**Instruction**
Every line that holds "when" should be shown.

**Provided information**
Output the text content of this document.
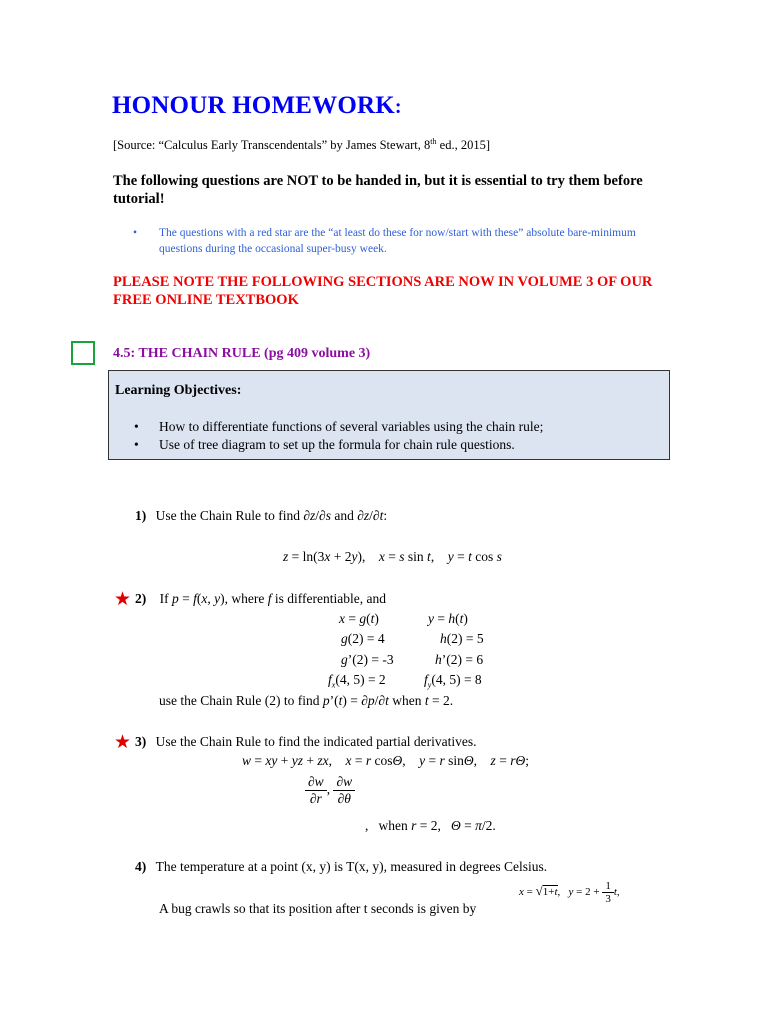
HONOUR HOMEWORK:
[Source: “Calculus Early Transcendentals” by James Stewart, 8th ed., 2015]
The following questions are NOT to be handed in, but it is essential to try them before tutorial!
• The questions with a red star are the “at least do these for now/start with these” absolute bare-minimum questions during the occasional super-busy week.
PLEASE NOTE THE FOLLOWING SECTIONS ARE NOW IN VOLUME 3 OF OUR FREE ONLINE TEXTBOOK
4.5: THE CHAIN RULE (pg 409 volume 3)
Learning Objectives:
• How to differentiate functions of several variables using the chain rule;
• Use of tree diagram to set up the formula for chain rule questions.
1) Use the Chain Rule to find ∂z/∂s and ∂z/∂t:
z = ln(3x + 2y),    x = s sin t,    y = t cos s
★ 2) If p = f(x, y), where f is differentiable, and
x = g(t)	y = h(t)
g(2) = 4	h(2) = 5
g’(2) = -3	h’(2) = 6
$f_x(4$, 5) = 2	$f_y(4$, 5) = 8
use the Chain Rule (2) to find p’(t) = ∂p/∂t when t = 2.
★ 3) Use the Chain Rule to find the indicated partial derivatives.
w = xy + yz + zx,    x = r cosΘ,    y = r sinΘ,    z = rΘ;
$\frac{\partial w}{\partial r}$ , $\frac{\partial w}{\partial\theta}$
,   when r = 2,   Θ = π/2.
4) The temperature at a point (x, y) is T(x, y), measured in degrees Celsius.
A bug crawls so that its position after t seconds is given by
x = √1+t,   $y = 2 + \frac{1}{3} t$,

**Response for this exercise**
use the Chain Rule (2) to find p’(t) = ∂p/∂t when t = 2.
,   when r = 2,   Θ = π/2.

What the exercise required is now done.